**Provided records**
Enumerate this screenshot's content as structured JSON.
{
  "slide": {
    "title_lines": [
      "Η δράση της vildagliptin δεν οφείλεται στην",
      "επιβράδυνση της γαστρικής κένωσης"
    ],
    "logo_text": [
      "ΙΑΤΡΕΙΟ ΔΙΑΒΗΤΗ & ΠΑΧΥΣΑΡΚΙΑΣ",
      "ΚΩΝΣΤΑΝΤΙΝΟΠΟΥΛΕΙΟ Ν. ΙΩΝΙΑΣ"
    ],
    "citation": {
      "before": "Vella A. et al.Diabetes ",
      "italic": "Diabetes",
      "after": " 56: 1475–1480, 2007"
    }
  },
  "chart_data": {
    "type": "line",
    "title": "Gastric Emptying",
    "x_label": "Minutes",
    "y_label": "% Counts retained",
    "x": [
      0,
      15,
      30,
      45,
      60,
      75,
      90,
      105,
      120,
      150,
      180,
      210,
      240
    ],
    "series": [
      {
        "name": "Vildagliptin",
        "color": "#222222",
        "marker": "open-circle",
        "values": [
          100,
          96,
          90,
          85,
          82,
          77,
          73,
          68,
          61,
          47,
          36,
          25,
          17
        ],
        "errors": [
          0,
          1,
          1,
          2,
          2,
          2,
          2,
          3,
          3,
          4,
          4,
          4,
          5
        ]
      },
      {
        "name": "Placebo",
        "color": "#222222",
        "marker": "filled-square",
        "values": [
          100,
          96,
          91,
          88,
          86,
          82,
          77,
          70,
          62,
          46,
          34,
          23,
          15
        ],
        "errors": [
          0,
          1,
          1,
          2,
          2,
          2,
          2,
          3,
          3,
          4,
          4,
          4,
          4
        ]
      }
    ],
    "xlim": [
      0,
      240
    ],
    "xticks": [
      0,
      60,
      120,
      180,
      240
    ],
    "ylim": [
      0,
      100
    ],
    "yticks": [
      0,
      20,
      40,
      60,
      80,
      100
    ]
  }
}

**Given instruction**
Output all preceding records character for character.

**Problem solution**
Enumerate this screenshot's content as structured JSON.
{
  "slide": {
    "title_lines": [
      "Η δράση της vildagliptin δεν οφείλεται στην",
      "επιβράδυνση της γαστρικής κένωσης"
    ],
    "logo_text": [
      "ΙΑΤΡΕΙΟ ΔΙΑΒΗΤΗ & ΠΑΧΥΣΑΡΚΙΑΣ",
      "ΚΩΝΣΤΑΝΤΙΝΟΠΟΥΛΕΙΟ Ν. ΙΩΝΙΑΣ"
    ],
    "citation": {
      "before": "Vella A. et al.Diabetes ",
      "italic": "Diabetes",
      "after": " 56: 1475–1480, 2007"
    }
  },
  "chart_data": {
    "type": "line",
    "title": "Gastric Emptying",
    "x_label": "Minutes",
    "y_label": "% Counts retained",
    "x": [
      0,
      15,
      30,
      45,
      60,
      75,
      90,
      105,
      120,
      150,
      180,
      210,
      240
    ],
    "series": [
      {
        "name": "Vildagliptin",
        "color": "#222222",
        "marker": "open-circle",
        "values": [
          100,
          96,
          90,
          85,
          82,
          77,
          73,
          68,
          61,
          47,
          36,
          25,
          17
        ],
        "errors": [
          0,
          1,
          1,
          2,
          2,
          2,
          2,
          3,
          3,
          4,
          4,
          4,
          5
        ]
      },
      {
        "name": "Placebo",
        "color": "#222222",
        "marker": "filled-square",
        "values": [
          100,
          96,
          91,
          88,
          86,
          82,
          77,
          70,
          62,
          46,
          34,
          23,
          15
        ],
        "errors": [
          0,
          1,
          1,
          2,
          2,
          2,
          2,
          3,
          3,
          4,
          4,
          4,
          4
        ]
      }
    ],
    "xlim": [
      0,
      240
    ],
    "xticks": [
      0,
      60,
      120,
      180,
      240
    ],
    "ylim": [
      0,
      100
    ],
    "yticks": [
      0,
      20,
      40,
      60,
      80,
      100
    ]
  }
}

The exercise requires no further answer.